Go through the records and extract every line with the word "JSON".

* _EXTRACTED DATA_
— start —
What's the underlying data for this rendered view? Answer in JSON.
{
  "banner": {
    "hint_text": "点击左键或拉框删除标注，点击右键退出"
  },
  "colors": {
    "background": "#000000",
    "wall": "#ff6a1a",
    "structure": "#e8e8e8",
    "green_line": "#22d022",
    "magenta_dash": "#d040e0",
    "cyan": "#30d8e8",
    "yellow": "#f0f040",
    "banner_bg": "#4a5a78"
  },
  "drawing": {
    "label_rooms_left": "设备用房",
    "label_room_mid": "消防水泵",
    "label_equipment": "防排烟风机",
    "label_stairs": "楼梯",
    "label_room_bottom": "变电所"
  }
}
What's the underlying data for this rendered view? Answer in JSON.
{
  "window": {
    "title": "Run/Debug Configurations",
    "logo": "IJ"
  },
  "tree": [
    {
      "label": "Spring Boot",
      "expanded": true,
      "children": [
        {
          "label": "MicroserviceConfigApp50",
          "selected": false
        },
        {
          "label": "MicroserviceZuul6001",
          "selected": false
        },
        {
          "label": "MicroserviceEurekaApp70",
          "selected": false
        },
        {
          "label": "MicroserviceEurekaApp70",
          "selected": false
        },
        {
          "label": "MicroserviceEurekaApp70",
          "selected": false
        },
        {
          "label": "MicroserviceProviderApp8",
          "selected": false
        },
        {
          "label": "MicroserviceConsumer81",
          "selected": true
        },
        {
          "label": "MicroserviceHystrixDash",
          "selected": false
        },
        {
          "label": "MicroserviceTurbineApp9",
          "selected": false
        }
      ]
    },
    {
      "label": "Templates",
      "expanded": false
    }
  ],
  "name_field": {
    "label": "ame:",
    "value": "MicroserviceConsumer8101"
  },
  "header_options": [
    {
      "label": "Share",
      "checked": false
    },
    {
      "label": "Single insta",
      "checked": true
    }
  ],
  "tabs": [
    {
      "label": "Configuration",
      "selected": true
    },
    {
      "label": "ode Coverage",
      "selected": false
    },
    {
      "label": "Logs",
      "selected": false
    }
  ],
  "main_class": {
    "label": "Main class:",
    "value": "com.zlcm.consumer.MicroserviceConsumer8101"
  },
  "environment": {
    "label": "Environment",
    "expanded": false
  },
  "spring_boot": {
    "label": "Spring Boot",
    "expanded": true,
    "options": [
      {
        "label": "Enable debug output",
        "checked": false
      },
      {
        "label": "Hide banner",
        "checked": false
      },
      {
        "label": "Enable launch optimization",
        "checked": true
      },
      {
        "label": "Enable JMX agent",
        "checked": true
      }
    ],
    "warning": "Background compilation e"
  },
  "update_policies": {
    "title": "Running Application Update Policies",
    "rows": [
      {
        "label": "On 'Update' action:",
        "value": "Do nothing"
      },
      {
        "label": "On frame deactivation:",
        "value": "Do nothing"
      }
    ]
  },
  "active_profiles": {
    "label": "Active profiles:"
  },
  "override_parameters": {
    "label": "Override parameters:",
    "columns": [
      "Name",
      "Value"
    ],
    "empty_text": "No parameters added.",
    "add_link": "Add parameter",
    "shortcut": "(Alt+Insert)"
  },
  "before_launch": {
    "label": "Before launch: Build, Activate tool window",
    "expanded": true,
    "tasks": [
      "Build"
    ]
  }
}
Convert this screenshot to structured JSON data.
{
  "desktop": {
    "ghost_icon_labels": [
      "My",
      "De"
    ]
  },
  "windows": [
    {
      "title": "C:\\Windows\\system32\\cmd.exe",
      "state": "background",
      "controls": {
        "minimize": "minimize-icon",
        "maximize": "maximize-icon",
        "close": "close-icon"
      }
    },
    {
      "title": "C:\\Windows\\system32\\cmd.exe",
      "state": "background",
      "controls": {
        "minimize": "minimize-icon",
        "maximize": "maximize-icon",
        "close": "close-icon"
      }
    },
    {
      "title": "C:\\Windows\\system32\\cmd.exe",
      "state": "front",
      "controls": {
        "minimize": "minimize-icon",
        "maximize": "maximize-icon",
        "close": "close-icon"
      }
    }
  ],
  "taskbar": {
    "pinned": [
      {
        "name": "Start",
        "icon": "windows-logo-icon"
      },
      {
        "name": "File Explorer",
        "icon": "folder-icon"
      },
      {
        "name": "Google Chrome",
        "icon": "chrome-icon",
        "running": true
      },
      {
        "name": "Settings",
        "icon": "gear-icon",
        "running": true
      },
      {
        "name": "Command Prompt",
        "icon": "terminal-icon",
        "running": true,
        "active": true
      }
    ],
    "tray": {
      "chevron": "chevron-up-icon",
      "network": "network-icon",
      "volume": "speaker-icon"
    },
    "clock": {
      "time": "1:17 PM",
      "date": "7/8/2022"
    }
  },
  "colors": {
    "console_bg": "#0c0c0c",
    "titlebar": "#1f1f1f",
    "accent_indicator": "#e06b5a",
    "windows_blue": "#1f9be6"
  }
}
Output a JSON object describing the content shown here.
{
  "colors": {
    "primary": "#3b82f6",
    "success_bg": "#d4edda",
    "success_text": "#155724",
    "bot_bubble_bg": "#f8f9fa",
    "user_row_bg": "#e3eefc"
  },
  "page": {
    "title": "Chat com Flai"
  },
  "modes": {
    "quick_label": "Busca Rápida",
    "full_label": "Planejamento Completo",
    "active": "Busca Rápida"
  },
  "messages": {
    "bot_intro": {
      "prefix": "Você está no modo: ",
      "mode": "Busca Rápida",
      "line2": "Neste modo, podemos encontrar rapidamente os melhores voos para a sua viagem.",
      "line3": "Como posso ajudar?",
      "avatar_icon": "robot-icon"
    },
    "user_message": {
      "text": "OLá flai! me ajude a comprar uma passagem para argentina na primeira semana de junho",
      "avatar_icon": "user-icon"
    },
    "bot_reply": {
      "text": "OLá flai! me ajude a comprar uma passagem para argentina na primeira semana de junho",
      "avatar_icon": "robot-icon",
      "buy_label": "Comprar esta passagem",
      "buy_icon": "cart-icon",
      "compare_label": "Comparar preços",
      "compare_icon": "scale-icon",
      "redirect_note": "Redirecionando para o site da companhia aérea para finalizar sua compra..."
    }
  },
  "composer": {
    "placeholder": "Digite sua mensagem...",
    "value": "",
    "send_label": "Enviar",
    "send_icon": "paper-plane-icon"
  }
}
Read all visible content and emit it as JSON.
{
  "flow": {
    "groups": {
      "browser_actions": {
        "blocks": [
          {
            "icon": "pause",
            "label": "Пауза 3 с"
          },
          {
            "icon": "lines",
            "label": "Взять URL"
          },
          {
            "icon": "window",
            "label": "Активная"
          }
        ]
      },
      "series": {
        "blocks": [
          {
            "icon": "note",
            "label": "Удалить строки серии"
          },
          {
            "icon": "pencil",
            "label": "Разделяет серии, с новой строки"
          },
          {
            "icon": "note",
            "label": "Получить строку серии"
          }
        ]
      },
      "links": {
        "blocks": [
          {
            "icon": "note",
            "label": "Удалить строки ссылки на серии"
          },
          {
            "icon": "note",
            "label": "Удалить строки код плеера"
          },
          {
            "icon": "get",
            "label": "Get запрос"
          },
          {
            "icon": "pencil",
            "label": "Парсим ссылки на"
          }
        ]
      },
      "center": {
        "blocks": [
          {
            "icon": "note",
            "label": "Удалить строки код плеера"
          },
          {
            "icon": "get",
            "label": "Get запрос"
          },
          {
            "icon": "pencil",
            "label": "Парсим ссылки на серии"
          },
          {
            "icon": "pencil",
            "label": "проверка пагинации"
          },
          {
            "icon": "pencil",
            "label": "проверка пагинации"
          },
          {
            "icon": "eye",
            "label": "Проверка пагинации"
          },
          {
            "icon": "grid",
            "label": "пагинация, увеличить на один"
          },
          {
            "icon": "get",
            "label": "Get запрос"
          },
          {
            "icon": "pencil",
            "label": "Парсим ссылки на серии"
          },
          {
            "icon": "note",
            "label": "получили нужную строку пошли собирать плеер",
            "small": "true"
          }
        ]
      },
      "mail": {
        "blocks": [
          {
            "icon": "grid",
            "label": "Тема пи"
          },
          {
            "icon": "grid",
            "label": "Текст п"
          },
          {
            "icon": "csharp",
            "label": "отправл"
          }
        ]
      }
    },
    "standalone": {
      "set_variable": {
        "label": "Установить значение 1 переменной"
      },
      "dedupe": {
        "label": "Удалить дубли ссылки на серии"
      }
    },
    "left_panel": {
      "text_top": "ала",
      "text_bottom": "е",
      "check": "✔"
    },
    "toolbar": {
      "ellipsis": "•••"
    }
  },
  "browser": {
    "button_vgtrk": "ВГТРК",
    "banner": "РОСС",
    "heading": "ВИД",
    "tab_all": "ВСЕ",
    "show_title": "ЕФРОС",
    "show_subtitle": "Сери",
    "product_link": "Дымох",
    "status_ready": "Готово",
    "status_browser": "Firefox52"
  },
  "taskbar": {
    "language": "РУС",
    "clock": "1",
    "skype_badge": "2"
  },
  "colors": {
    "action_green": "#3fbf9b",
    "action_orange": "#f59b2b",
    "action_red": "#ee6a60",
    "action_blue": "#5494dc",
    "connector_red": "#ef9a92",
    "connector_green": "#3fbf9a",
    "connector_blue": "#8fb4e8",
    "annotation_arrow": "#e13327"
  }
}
— end —
* _COMPLETE ANSWER_
What's the underlying data for this rendered view? Answer in JSON.
What's the underlying data for this rendered view? Answer in JSON.
Convert this screenshot to structured JSON data.
Output a JSON object describing the content shown here.
Read all visible content and emit it as JSON.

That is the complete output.